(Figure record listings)
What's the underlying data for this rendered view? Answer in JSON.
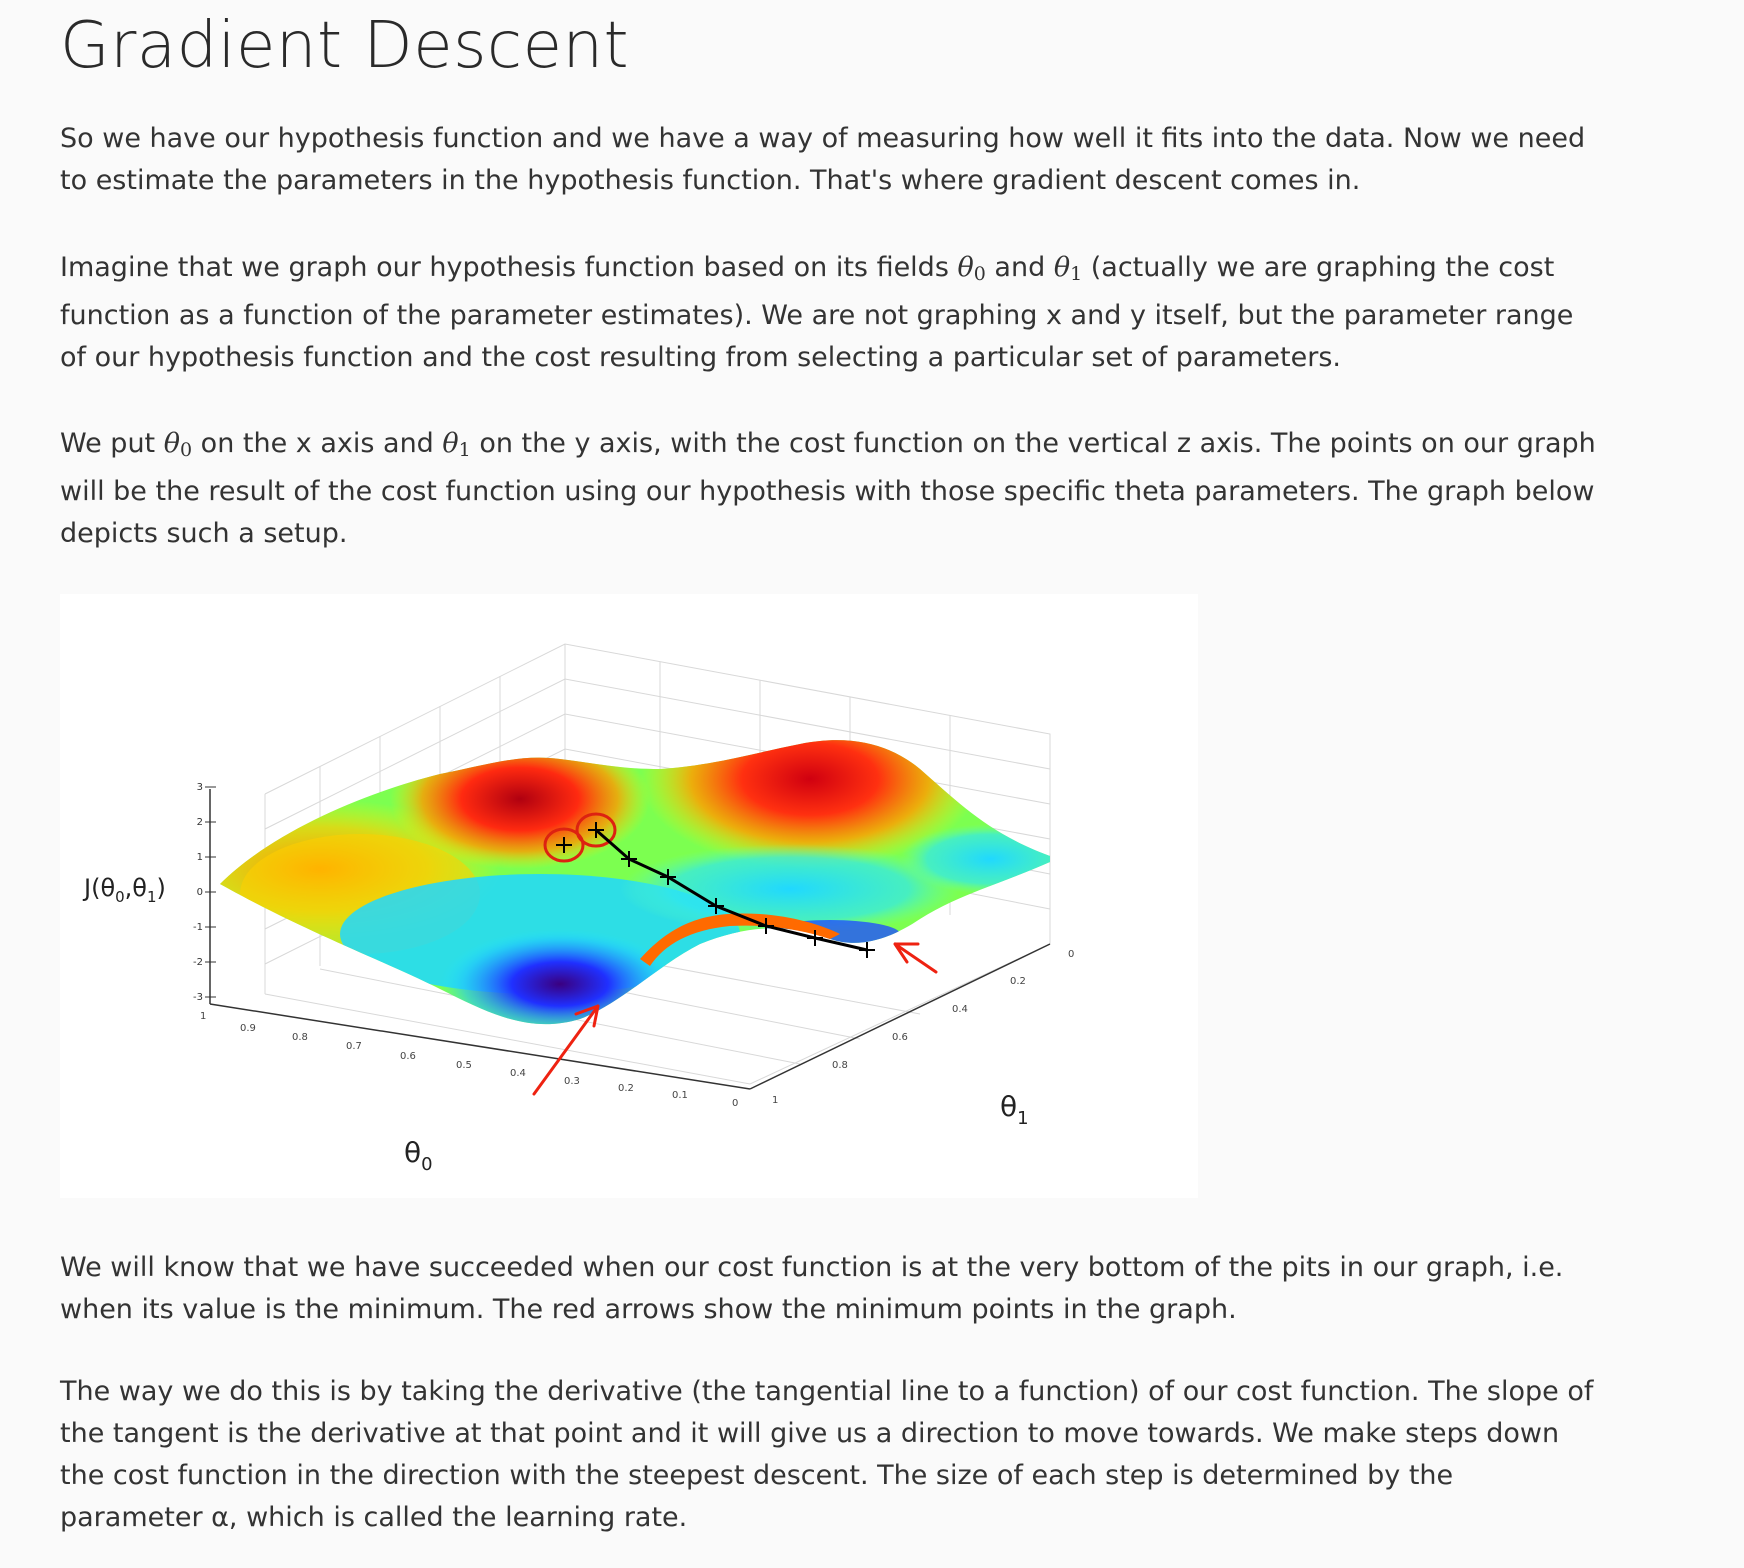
{
  "title": "Gradient Descent",
  "paragraphs": {
    "p1": "So we have our hypothesis function and we have a way of measuring how well it fits into the data. Now we need to estimate the parameters in the hypothesis function. That's where gradient descent comes in.",
    "p2_a": "Imagine that we graph our hypothesis function based on its fields ",
    "p2_b": " and ",
    "p2_c": " (actually we are graphing the cost function as a function of the parameter estimates). We are not graphing x and y itself, but the parameter range of our hypothesis function and the cost resulting from selecting a particular set of parameters.",
    "p3_a": "We put ",
    "p3_b": " on the x axis and ",
    "p3_c": " on the y axis, with the cost function on the vertical z axis. The points on our graph will be the result of the cost function using our hypothesis with those specific theta parameters. The graph below depicts such a setup.",
    "p4": "We will know that we have succeeded when our cost function is at the very bottom of the pits in our graph, i.e. when its value is the minimum. The red arrows show the minimum points in the graph.",
    "p5": "The way we do this is by taking the derivative (the tangential line to a function) of our cost function. The slope of the tangent is the derivative at that point and it will give us a direction to move towards. We make steps down the cost function in the direction with the steepest descent. The size of each step is determined by the parameter α, which is called the learning rate."
  },
  "math": {
    "theta": "θ",
    "sub0": "0",
    "sub1": "1"
  },
  "figure": {
    "z_label_prefix": "J(θ",
    "z_label_sub0": "0",
    "z_label_mid": ",θ",
    "z_label_sub1": "1",
    "z_label_suffix": ")",
    "x_label": "θ",
    "x_label_sub": "0",
    "y_label": "θ",
    "y_label_sub": "1",
    "z_ticks": [
      "3",
      "2",
      "1",
      "0",
      "-1",
      "-2",
      "-3"
    ],
    "x_ticks": [
      "1",
      "0.9",
      "0.8",
      "0.7",
      "0.6",
      "0.5",
      "0.4",
      "0.3",
      "0.2",
      "0.1",
      "0"
    ],
    "y_ticks": [
      "1",
      "0.8",
      "0.6",
      "0.4",
      "0.2",
      "0"
    ],
    "colors": {
      "path": "#000000",
      "arrows": "#ee2211",
      "circles": "#dd2211"
    }
  }
}
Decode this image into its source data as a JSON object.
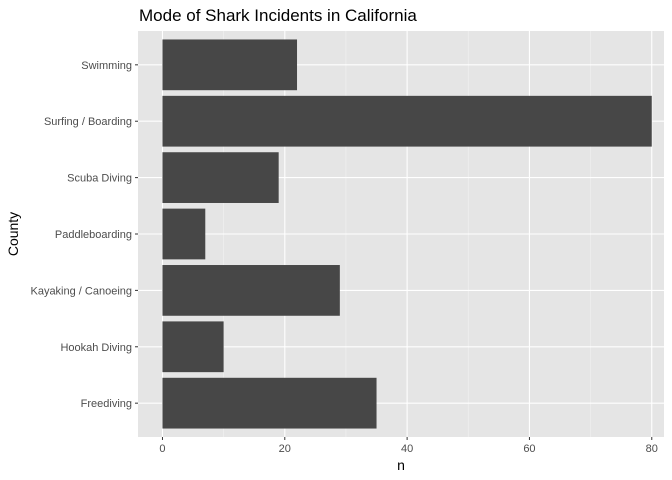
{
  "chart_data": {
    "type": "bar",
    "orientation": "horizontal",
    "title": "Mode of Shark Incidents in California",
    "xlabel": "n",
    "ylabel": "County",
    "categories": [
      "Freediving",
      "Hookah Diving",
      "Kayaking / Canoeing",
      "Paddleboarding",
      "Scuba Diving",
      "Surfing / Boarding",
      "Swimming"
    ],
    "values": [
      35,
      10,
      29,
      7,
      19,
      80,
      22
    ],
    "xlim": [
      -4,
      82
    ],
    "xticks": [
      0,
      20,
      40,
      60,
      80
    ],
    "xtick_labels": [
      "0",
      "20",
      "40",
      "60",
      "80"
    ],
    "grid": true,
    "colors": {
      "panel_background": "#e5e5e5",
      "grid_major": "#ffffff",
      "grid_minor": "#f2f2f2",
      "bar_fill": "#474747",
      "tick_text": "#4d4d4d"
    }
  }
}
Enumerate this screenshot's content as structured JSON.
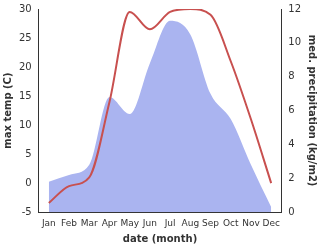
{
  "chart_data": {
    "type": "line",
    "x_label": "date (month)",
    "y_label": "max temp (C)",
    "y2_label": "med. precipitation (kg/m2)",
    "categories": [
      "Jan",
      "Feb",
      "Mar",
      "Apr",
      "May",
      "Jun",
      "Jul",
      "Aug",
      "Sep",
      "Oct",
      "Nov",
      "Dec"
    ],
    "series": [
      {
        "name": "med. precipitation",
        "type": "area",
        "color": "#aab4f0",
        "axis": "y2",
        "values": [
          1.8,
          2.2,
          2.8,
          6.8,
          5.8,
          8.8,
          11.3,
          10.5,
          7.0,
          5.5,
          2.8,
          0.3
        ]
      },
      {
        "name": "max temp",
        "type": "line",
        "color": "#c8504f",
        "axis": "y",
        "values": [
          -3.4,
          -0.5,
          1.0,
          14.0,
          29.5,
          26.5,
          29.5,
          30.0,
          29.0,
          21.0,
          11.0,
          0.0
        ]
      }
    ],
    "ylim": [
      -5,
      30
    ],
    "yticks": [
      -5,
      0,
      5,
      10,
      15,
      20,
      25,
      30
    ],
    "y2lim": [
      0,
      12
    ],
    "y2ticks": [
      0,
      2,
      4,
      6,
      8,
      10,
      12
    ],
    "grid": false
  }
}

◆ **What needs to be done**:
Every line above that contains the word "name" should be reported.

◆ **Full output**:
        "name": "med. precipitation",
        "name": "max temp",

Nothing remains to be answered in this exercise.